INPUT MATERIAL
▼

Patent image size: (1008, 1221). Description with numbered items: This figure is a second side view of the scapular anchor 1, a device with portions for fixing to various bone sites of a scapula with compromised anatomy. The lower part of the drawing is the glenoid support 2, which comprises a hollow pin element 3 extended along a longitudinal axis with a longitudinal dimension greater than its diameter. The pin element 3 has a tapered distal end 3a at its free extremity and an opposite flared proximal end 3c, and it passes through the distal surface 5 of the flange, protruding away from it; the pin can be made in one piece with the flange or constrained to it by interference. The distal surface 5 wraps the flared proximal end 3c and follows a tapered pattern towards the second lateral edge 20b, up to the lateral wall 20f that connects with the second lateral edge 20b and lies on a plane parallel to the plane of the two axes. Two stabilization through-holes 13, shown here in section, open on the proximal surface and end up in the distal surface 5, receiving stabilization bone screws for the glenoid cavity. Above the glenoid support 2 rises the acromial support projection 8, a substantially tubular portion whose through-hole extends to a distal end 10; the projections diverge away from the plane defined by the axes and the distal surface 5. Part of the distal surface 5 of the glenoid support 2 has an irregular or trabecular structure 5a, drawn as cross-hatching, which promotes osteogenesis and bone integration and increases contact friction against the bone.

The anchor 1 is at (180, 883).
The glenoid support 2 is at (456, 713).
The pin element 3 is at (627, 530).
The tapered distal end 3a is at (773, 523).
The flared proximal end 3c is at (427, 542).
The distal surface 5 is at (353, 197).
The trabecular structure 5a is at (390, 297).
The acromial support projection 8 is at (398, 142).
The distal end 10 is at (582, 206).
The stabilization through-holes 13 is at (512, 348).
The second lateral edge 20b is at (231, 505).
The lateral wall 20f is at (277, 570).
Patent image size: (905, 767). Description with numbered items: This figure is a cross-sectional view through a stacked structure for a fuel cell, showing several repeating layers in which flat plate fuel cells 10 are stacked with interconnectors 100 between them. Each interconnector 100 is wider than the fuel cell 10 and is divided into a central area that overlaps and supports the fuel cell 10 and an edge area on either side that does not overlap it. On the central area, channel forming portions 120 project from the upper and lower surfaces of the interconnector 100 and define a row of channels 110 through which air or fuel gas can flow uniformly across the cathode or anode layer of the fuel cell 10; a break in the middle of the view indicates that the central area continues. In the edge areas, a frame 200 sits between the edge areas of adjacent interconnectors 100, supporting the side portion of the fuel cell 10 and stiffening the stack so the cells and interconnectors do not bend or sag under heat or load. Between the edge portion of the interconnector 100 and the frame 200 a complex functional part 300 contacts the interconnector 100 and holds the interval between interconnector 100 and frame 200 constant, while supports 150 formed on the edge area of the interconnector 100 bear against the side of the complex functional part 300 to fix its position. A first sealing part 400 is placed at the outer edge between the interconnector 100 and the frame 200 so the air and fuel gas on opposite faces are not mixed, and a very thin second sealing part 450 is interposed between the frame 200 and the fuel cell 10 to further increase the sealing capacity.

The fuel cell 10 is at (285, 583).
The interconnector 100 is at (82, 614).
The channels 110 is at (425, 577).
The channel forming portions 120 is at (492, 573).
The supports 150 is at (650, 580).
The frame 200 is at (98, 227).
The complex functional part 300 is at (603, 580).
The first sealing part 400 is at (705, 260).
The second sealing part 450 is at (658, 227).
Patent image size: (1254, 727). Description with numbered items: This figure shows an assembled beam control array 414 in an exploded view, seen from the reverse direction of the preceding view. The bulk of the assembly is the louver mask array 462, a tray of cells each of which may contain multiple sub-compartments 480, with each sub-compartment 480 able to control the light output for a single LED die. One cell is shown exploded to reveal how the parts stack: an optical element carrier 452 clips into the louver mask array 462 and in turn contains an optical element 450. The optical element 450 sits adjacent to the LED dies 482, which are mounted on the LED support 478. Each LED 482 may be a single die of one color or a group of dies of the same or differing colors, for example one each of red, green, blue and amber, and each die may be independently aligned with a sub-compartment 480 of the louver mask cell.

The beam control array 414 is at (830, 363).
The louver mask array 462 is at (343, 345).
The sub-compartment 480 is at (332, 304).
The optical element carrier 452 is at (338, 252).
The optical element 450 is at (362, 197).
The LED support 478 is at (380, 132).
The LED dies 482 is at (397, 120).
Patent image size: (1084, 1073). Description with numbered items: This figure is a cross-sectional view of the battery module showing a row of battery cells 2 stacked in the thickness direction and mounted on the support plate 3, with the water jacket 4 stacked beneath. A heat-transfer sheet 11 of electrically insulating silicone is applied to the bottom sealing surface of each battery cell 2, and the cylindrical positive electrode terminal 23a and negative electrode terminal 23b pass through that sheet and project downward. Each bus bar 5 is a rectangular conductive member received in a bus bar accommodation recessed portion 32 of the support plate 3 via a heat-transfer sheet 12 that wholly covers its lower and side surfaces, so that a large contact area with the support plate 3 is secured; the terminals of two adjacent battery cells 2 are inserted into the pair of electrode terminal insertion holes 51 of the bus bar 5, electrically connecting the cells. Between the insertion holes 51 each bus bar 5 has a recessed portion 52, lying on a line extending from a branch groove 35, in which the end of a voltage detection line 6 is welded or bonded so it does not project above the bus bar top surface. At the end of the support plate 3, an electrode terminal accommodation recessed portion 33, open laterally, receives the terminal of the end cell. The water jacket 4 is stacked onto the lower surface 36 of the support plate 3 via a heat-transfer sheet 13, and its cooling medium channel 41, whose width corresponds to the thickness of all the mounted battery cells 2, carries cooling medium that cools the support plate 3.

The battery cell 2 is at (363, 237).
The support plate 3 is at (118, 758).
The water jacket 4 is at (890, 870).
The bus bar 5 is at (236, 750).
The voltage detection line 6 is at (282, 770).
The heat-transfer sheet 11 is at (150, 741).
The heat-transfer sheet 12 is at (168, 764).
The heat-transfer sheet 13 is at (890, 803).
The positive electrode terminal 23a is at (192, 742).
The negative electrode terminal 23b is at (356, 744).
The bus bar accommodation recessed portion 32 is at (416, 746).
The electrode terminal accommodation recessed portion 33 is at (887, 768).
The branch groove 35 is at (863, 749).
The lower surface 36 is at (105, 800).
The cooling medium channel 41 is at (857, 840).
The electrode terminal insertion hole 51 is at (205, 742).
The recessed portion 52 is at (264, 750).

▲

EXERCISE PROMPT
Provide an exact copy of all the material.

TASK SOLUTION
Patent image size: (1008, 1221). Description with numbered items: This figure is a second side view of the scapular anchor 1, a device with portions for fixing to various bone sites of a scapula with compromised anatomy. The lower part of the drawing is the glenoid support 2, which comprises a hollow pin element 3 extended along a longitudinal axis with a longitudinal dimension greater than its diameter. The pin element 3 has a tapered distal end 3a at its free extremity and an opposite flared proximal end 3c, and it passes through the distal surface 5 of the flange, protruding away from it; the pin can be made in one piece with the flange or constrained to it by interference. The distal surface 5 wraps the flared proximal end 3c and follows a tapered pattern towards the second lateral edge 20b, up to the lateral wall 20f that connects with the second lateral edge 20b and lies on a plane parallel to the plane of the two axes. Two stabilization through-holes 13, shown here in section, open on the proximal surface and end up in the distal surface 5, receiving stabilization bone screws for the glenoid cavity. Above the glenoid support 2 rises the acromial support projection 8, a substantially tubular portion whose through-hole extends to a distal end 10; the projections diverge away from the plane defined by the axes and the distal surface 5. Part of the distal surface 5 of the glenoid support 2 has an irregular or trabecular structure 5a, drawn as cross-hatching, which promotes osteogenesis and bone integration and increases contact friction against the bone.

The anchor 1 is at (180, 883).
The glenoid support 2 is at (456, 713).
The pin element 3 is at (627, 530).
The tapered distal end 3a is at (773, 523).
The flared proximal end 3c is at (427, 542).
The distal surface 5 is at (353, 197).
The trabecular structure 5a is at (390, 297).
The acromial support projection 8 is at (398, 142).
The distal end 10 is at (582, 206).
The stabilization through-holes 13 is at (512, 348).
The second lateral edge 20b is at (231, 505).
The lateral wall 20f is at (277, 570).
Patent image size: (905, 767). Description with numbered items: This figure is a cross-sectional view through a stacked structure for a fuel cell, showing several repeating layers in which flat plate fuel cells 10 are stacked with interconnectors 100 between them. Each interconnector 100 is wider than the fuel cell 10 and is divided into a central area that overlaps and supports the fuel cell 10 and an edge area on either side that does not overlap it. On the central area, channel forming portions 120 project from the upper and lower surfaces of the interconnector 100 and define a row of channels 110 through which air or fuel gas can flow uniformly across the cathode or anode layer of the fuel cell 10; a break in the middle of the view indicates that the central area continues. In the edge areas, a frame 200 sits between the edge areas of adjacent interconnectors 100, supporting the side portion of the fuel cell 10 and stiffening the stack so the cells and interconnectors do not bend or sag under heat or load. Between the edge portion of the interconnector 100 and the frame 200 a complex functional part 300 contacts the interconnector 100 and holds the interval between interconnector 100 and frame 200 constant, while supports 150 formed on the edge area of the interconnector 100 bear against the side of the complex functional part 300 to fix its position. A first sealing part 400 is placed at the outer edge between the interconnector 100 and the frame 200 so the air and fuel gas on opposite faces are not mixed, and a very thin second sealing part 450 is interposed between the frame 200 and the fuel cell 10 to further increase the sealing capacity.

The fuel cell 10 is at (285, 583).
The interconnector 100 is at (82, 614).
The channels 110 is at (425, 577).
The channel forming portions 120 is at (492, 573).
The supports 150 is at (650, 580).
The frame 200 is at (98, 227).
The complex functional part 300 is at (603, 580).
The first sealing part 400 is at (705, 260).
The second sealing part 450 is at (658, 227).
Patent image size: (1254, 727). Description with numbered items: This figure shows an assembled beam control array 414 in an exploded view, seen from the reverse direction of the preceding view. The bulk of the assembly is the louver mask array 462, a tray of cells each of which may contain multiple sub-compartments 480, with each sub-compartment 480 able to control the light output for a single LED die. One cell is shown exploded to reveal how the parts stack: an optical element carrier 452 clips into the louver mask array 462 and in turn contains an optical element 450. The optical element 450 sits adjacent to the LED dies 482, which are mounted on the LED support 478. Each LED 482 may be a single die of one color or a group of dies of the same or differing colors, for example one each of red, green, blue and amber, and each die may be independently aligned with a sub-compartment 480 of the louver mask cell.

The beam control array 414 is at (830, 363).
The louver mask array 462 is at (343, 345).
The sub-compartment 480 is at (332, 304).
The optical element carrier 452 is at (338, 252).
The optical element 450 is at (362, 197).
The LED support 478 is at (380, 132).
The LED dies 482 is at (397, 120).
Patent image size: (1084, 1073). Description with numbered items: This figure is a cross-sectional view of the battery module showing a row of battery cells 2 stacked in the thickness direction and mounted on the support plate 3, with the water jacket 4 stacked beneath. A heat-transfer sheet 11 of electrically insulating silicone is applied to the bottom sealing surface of each battery cell 2, and the cylindrical positive electrode terminal 23a and negative electrode terminal 23b pass through that sheet and project downward. Each bus bar 5 is a rectangular conductive member received in a bus bar accommodation recessed portion 32 of the support plate 3 via a heat-transfer sheet 12 that wholly covers its lower and side surfaces, so that a large contact area with the support plate 3 is secured; the terminals of two adjacent battery cells 2 are inserted into the pair of electrode terminal insertion holes 51 of the bus bar 5, electrically connecting the cells. Between the insertion holes 51 each bus bar 5 has a recessed portion 52, lying on a line extending from a branch groove 35, in which the end of a voltage detection line 6 is welded or bonded so it does not project above the bus bar top surface. At the end of the support plate 3, an electrode terminal accommodation recessed portion 33, open laterally, receives the terminal of the end cell. The water jacket 4 is stacked onto the lower surface 36 of the support plate 3 via a heat-transfer sheet 13, and its cooling medium channel 41, whose width corresponds to the thickness of all the mounted battery cells 2, carries cooling medium that cools the support plate 3.

The battery cell 2 is at (363, 237).
The support plate 3 is at (118, 758).
The water jacket 4 is at (890, 870).
The bus bar 5 is at (236, 750).
The voltage detection line 6 is at (282, 770).
The heat-transfer sheet 11 is at (150, 741).
The heat-transfer sheet 12 is at (168, 764).
The heat-transfer sheet 13 is at (890, 803).
The positive electrode terminal 23a is at (192, 742).
The negative electrode terminal 23b is at (356, 744).
The bus bar accommodation recessed portion 32 is at (416, 746).
The electrode terminal accommodation recessed portion 33 is at (887, 768).
The branch groove 35 is at (863, 749).
The lower surface 36 is at (105, 800).
The cooling medium channel 41 is at (857, 840).
The electrode terminal insertion hole 51 is at (205, 742).
The recessed portion 52 is at (264, 750).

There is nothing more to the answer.